> **Document extract**:

Metro Finance Director Talia Lomax-O’dneal has warned department heads that they cannot request new spending measures in the 2018-2019 budget, The Tennessean reports. The city’s current $2.2 billion operating budget was a $122 million, a 5.9 percent increase over the previous year. The 2016-17 operating budget was a $121 million, a 6.1 percent increase over the previous year.

Mayor Megan Barry’s current budget took Metro Nashville over the $2 billion mark for the first time.

“Prudent financial management requires a periodic look for efficiencies and savings opportunities, and there are several fiscal challenges for the 2018 fiscal year,” Lomax-O’dneal said in her letter to department heads.

Those “challenges” include tax collections that have returned to normal levels, dwindling reserve balances and increased debt payment obligations.

Lomax-O’dneal’s letter failed to mention two issues, one a current budget “challenge,” and the other a potential “challenge.” The former is the $17.1 million lifeline the Metro Council voted last month to give Nashville General Hospital. The latter is the proposed $9 billion light rail transit plan (although if one asked the city, they might say the cost would be $5.2 billion).

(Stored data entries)
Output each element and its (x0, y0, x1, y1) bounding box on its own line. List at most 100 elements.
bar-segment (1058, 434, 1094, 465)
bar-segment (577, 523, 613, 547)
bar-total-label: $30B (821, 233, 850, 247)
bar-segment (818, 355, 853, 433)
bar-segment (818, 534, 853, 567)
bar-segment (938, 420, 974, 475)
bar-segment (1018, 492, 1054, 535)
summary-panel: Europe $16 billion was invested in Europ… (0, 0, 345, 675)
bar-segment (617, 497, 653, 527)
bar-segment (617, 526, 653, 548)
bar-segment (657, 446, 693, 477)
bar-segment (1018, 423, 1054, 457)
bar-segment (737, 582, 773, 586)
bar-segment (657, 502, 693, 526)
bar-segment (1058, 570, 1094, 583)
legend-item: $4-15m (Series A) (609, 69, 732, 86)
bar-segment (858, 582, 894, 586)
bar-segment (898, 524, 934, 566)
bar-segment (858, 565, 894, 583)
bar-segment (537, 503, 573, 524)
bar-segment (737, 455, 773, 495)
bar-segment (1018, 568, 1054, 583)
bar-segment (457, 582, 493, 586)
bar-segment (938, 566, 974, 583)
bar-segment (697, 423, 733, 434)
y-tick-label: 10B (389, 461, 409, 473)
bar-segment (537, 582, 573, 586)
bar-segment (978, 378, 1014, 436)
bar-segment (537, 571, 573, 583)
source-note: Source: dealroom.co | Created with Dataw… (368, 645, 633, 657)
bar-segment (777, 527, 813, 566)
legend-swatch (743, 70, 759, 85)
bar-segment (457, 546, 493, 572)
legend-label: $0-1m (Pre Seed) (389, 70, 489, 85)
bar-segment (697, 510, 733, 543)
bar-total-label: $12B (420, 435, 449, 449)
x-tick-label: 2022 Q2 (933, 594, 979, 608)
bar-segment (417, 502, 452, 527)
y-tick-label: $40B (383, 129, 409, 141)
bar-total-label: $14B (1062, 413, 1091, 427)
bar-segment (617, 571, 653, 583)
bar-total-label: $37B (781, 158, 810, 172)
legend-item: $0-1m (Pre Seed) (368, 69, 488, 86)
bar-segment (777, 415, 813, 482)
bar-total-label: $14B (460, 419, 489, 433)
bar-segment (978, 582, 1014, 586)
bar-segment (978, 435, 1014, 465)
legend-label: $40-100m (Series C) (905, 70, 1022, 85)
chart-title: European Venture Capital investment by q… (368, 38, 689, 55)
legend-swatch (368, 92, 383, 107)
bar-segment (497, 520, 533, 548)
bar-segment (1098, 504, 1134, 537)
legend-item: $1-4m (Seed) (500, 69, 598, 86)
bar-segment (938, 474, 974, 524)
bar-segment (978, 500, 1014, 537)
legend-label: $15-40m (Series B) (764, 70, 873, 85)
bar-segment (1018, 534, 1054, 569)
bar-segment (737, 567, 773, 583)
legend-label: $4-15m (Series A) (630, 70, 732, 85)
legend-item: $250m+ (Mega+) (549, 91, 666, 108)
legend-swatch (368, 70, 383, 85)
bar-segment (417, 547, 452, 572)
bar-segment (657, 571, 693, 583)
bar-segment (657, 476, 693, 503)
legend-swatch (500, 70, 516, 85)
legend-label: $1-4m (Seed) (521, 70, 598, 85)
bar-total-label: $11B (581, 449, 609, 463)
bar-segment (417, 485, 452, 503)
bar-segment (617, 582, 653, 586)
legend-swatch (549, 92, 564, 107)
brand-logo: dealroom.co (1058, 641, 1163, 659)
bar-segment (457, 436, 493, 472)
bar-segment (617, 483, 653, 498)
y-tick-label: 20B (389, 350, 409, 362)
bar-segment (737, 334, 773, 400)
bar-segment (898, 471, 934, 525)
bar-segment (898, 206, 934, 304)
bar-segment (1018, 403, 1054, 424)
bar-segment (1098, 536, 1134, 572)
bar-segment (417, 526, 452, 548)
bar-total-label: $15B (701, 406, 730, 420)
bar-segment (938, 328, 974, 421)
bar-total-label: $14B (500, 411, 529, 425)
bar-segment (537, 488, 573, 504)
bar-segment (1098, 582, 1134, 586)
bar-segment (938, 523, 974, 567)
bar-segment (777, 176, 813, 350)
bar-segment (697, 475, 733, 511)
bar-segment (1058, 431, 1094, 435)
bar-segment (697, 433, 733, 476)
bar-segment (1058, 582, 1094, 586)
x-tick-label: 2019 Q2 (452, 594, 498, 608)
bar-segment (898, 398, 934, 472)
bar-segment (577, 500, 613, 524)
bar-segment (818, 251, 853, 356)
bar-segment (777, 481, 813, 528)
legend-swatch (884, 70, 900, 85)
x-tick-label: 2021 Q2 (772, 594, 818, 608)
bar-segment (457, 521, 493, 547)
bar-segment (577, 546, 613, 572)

> **Directions**: Can you output the Metro Nashville budget excerpt in full, word for word? These rows have no connection to the Metro Nashville budget excerpt.

> **Response to the task**:
Metro Finance Director Talia Lomax-O’dneal has warned department heads that they cannot request new spending measures in the 2018-2019 budget, The Tennessean reports. The city’s current $2.2 billion operating budget was a $122 million, a 5.9 percent increase over the previous year. The 2016-17 operating budget was a $121 million, a 6.1 percent increase over the previous year.

Mayor Megan Barry’s current budget took Metro Nashville over the $2 billion mark for the first time.

“Prudent financial management requires a periodic look for efficiencies and savings opportunities, and there are several fiscal challenges for the 2018 fiscal year,” Lomax-O’dneal said in her letter to department heads.

Those “challenges” include tax collections that have returned to normal levels, dwindling reserve balances and increased debt payment obligations.

Lomax-O’dneal’s letter failed to mention two issues, one a current budget “challenge,” and the other a potential “challenge.” The former is the $17.1 million lifeline the Metro Council voted last month to give Nashville General Hospital. The latter is the proposed $9 billion light rail transit plan (although if one asked the city, they might say the cost would be $5.2 billion).